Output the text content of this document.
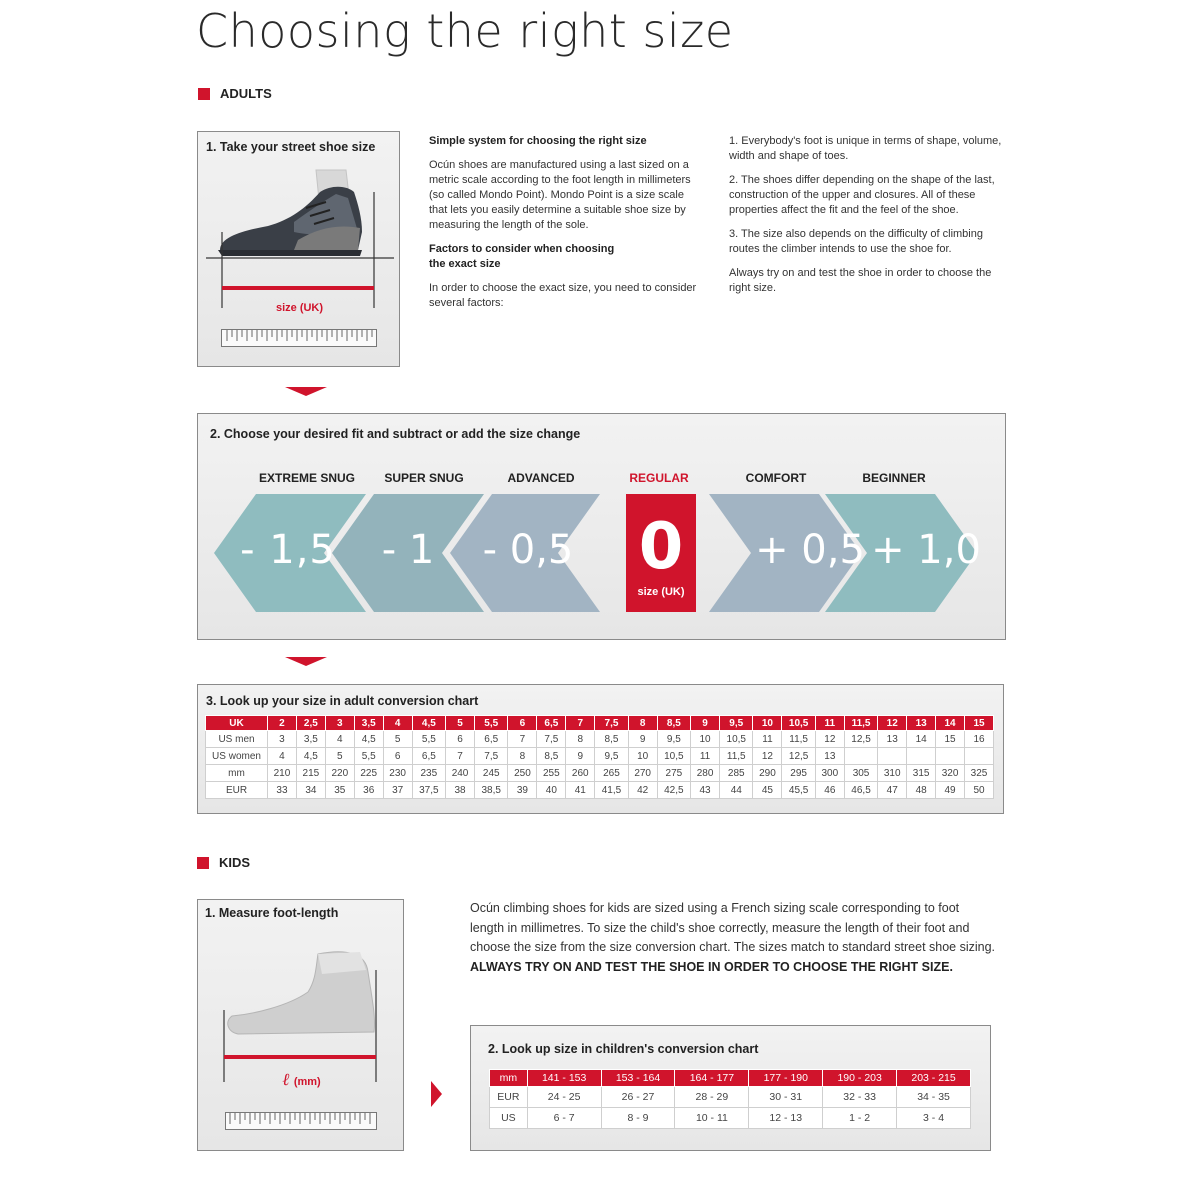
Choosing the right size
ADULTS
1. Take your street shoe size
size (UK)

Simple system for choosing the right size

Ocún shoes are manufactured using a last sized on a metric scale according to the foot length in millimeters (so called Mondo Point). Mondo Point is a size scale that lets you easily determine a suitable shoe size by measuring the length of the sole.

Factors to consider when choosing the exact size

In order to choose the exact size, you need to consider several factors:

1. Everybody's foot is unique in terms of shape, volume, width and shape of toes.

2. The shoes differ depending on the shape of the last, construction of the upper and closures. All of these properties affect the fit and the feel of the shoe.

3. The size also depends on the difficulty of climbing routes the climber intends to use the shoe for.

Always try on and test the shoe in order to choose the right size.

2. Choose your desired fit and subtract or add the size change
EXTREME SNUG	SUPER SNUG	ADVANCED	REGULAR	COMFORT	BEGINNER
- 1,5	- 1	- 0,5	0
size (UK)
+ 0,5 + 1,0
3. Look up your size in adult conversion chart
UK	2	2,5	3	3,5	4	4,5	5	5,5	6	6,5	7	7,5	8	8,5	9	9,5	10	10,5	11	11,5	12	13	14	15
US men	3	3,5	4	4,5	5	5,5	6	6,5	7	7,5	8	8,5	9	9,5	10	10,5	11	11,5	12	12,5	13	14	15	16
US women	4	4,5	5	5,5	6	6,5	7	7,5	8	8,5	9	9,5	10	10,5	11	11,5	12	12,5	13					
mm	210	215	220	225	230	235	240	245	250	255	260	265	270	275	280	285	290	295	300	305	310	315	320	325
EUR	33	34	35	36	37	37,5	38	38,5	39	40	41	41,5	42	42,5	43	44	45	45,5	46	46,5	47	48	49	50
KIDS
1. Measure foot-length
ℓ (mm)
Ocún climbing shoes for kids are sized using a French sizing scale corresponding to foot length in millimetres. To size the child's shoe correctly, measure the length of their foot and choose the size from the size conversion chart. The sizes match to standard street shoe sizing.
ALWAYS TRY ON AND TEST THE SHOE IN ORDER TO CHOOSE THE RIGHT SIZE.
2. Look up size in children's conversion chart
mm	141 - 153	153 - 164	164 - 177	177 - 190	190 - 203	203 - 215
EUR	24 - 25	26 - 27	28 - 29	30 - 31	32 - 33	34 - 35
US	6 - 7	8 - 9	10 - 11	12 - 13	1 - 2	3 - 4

...

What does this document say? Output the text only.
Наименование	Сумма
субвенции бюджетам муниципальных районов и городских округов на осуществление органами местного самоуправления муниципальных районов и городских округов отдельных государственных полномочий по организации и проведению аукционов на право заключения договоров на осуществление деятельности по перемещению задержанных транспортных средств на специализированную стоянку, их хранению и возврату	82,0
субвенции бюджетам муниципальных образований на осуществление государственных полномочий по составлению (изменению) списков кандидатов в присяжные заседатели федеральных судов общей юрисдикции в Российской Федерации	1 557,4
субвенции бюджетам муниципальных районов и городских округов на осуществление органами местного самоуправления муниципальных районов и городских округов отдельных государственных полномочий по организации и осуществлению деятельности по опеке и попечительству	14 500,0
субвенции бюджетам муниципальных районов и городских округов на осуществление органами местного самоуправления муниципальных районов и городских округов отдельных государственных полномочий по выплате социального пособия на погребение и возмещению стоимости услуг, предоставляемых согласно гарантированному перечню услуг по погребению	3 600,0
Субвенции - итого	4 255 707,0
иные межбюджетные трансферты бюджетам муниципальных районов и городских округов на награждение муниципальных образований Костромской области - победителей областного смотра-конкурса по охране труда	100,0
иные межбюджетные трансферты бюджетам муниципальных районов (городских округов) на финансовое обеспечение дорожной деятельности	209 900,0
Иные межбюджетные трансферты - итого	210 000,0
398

» PROBLEM TO WORK ON
Using the listing above, locate the lines that hold "document" and copy each one.

» RESULT FOR THIS TASK
Output the text content of this document.
What does this document say? Output the text only.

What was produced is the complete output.